TASK REQUIREMENTS =
Transcribe all the entries word for word, omitting any pictures they contain.

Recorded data

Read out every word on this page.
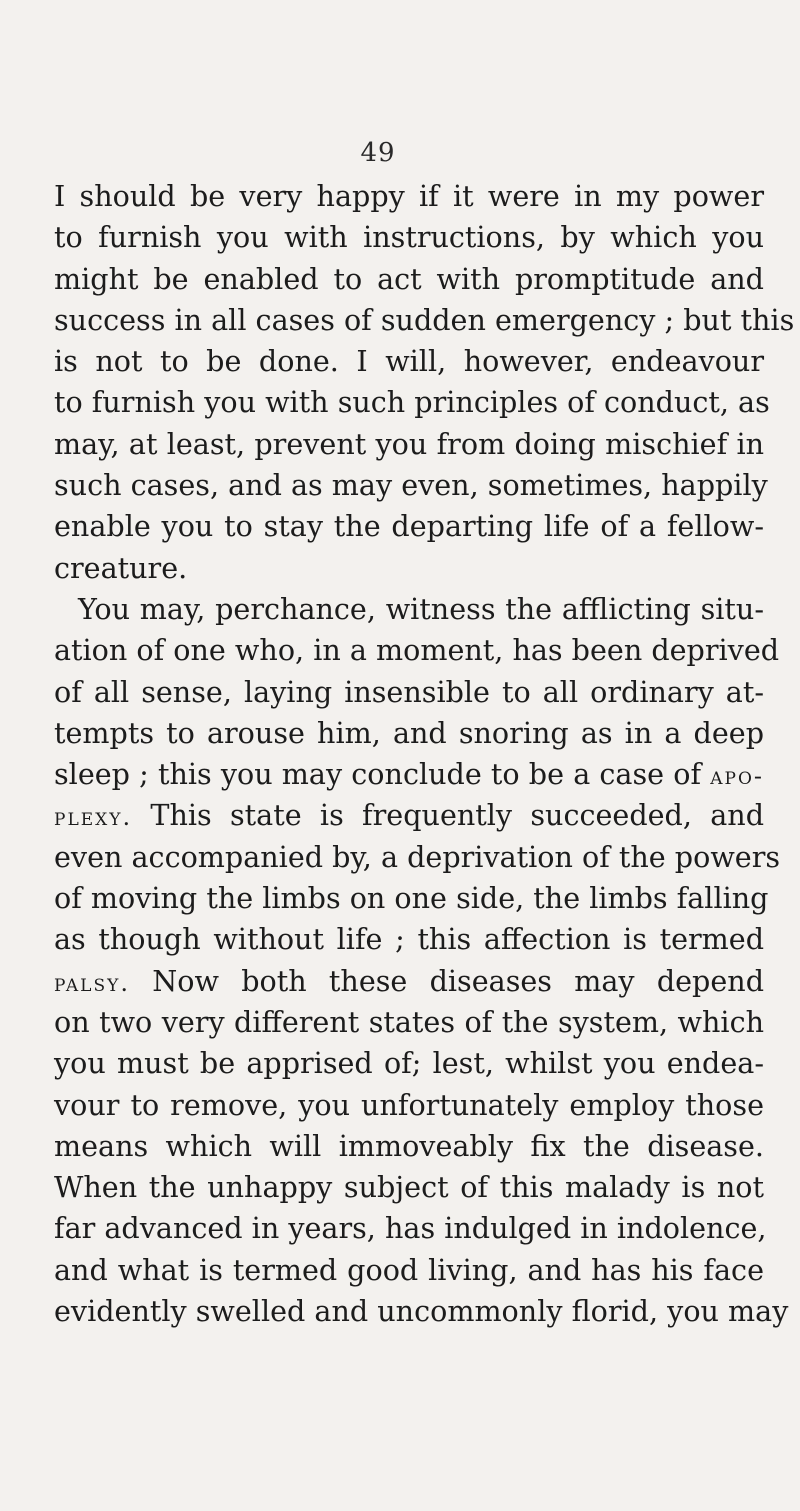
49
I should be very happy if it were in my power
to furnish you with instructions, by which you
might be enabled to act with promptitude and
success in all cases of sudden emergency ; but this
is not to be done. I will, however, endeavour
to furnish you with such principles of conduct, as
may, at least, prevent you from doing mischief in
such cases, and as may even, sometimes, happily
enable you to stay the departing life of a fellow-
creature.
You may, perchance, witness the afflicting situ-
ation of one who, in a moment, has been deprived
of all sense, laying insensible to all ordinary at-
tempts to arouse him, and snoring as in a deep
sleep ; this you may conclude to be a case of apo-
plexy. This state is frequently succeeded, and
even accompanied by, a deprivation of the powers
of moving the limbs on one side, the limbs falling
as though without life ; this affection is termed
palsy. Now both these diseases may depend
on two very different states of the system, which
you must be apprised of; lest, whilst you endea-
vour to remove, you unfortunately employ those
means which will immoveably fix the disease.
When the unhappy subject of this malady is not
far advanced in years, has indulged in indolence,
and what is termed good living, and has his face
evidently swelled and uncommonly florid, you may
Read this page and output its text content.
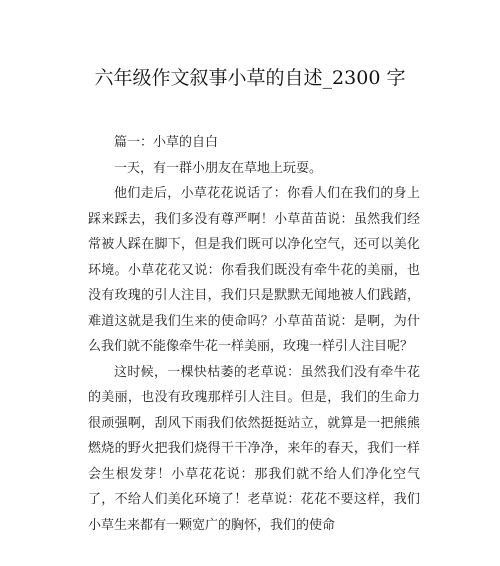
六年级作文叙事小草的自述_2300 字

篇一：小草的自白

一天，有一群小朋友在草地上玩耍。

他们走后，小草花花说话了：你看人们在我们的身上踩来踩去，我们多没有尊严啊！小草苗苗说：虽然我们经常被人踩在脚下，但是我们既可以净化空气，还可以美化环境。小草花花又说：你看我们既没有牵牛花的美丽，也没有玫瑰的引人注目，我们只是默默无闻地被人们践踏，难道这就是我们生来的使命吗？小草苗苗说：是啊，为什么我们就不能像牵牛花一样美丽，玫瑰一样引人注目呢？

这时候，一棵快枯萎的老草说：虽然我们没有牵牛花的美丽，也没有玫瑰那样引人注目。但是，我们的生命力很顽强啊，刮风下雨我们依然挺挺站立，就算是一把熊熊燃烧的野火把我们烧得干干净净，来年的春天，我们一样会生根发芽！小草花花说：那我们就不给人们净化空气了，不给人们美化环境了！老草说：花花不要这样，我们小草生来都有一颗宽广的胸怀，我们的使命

TASK ANSWER =
Read out every word on this page.
49
I should be very happy if it were in my power
to furnish you with instructions, by which you
might be enabled to act with promptitude and
success in all cases of sudden emergency ; but this
is not to be done. I will, however, endeavour
to furnish you with such principles of conduct, as
may, at least, prevent you from doing mischief in
such cases, and as may even, sometimes, happily
enable you to stay the departing life of a fellow-
creature.
You may, perchance, witness the afflicting situ-
ation of one who, in a moment, has been deprived
of all sense, laying insensible to all ordinary at-
tempts to arouse him, and snoring as in a deep
sleep ; this you may conclude to be a case of apo-
plexy. This state is frequently succeeded, and
even accompanied by, a deprivation of the powers
of moving the limbs on one side, the limbs falling
as though without life ; this affection is termed
palsy. Now both these diseases may depend
on two very different states of the system, which
you must be apprised of; lest, whilst you endea-
vour to remove, you unfortunately employ those
means which will immoveably fix the disease.
When the unhappy subject of this malady is not
far advanced in years, has indulged in indolence,
and what is termed good living, and has his face
evidently swelled and uncommonly florid, you may
Read this page and output its text content.
六年级作文叙事小草的自述_2300 字

篇一：小草的自白

一天，有一群小朋友在草地上玩耍。

他们走后，小草花花说话了：你看人们在我们的身上踩来踩去，我们多没有尊严啊！小草苗苗说：虽然我们经常被人踩在脚下，但是我们既可以净化空气，还可以美化环境。小草花花又说：你看我们既没有牵牛花的美丽，也没有玫瑰的引人注目，我们只是默默无闻地被人们践踏，难道这就是我们生来的使命吗？小草苗苗说：是啊，为什么我们就不能像牵牛花一样美丽，玫瑰一样引人注目呢？

这时候，一棵快枯萎的老草说：虽然我们没有牵牛花的美丽，也没有玫瑰那样引人注目。但是，我们的生命力很顽强啊，刮风下雨我们依然挺挺站立，就算是一把熊熊燃烧的野火把我们烧得干干净净，来年的春天，我们一样会生根发芽！小草花花说：那我们就不给人们净化空气了，不给人们美化环境了！老草说：花花不要这样，我们小草生来都有一颗宽广的胸怀，我们的使命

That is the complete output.